§ **WHAT YOU WILL DO**
Say how many lines hold the string "Output"; please write nothing but the number.
---- STORED DATA
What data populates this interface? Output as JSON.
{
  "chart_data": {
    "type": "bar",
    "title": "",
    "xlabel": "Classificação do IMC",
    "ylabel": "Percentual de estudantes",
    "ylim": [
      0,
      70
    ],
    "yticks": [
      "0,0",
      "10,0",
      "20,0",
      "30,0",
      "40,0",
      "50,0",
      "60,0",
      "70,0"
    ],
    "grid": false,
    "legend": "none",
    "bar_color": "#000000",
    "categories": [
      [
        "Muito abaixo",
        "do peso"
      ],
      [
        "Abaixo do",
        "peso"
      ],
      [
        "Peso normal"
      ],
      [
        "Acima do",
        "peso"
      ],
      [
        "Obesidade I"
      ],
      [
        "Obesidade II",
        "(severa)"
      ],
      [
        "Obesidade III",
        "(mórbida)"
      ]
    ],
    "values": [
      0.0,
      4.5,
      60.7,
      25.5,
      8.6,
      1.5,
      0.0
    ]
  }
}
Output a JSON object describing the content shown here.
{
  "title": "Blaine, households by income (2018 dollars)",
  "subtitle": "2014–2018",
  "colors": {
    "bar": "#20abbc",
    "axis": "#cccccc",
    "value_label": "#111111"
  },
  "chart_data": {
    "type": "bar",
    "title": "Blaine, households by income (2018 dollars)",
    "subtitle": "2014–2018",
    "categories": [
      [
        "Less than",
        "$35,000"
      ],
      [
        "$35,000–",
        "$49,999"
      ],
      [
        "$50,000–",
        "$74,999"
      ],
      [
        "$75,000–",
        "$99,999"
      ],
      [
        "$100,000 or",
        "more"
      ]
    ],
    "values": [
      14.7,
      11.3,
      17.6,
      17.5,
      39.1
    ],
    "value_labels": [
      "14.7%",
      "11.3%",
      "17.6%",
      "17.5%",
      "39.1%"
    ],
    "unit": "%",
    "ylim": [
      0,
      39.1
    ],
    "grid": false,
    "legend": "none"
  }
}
--------
§ **IN RESPONSE**
2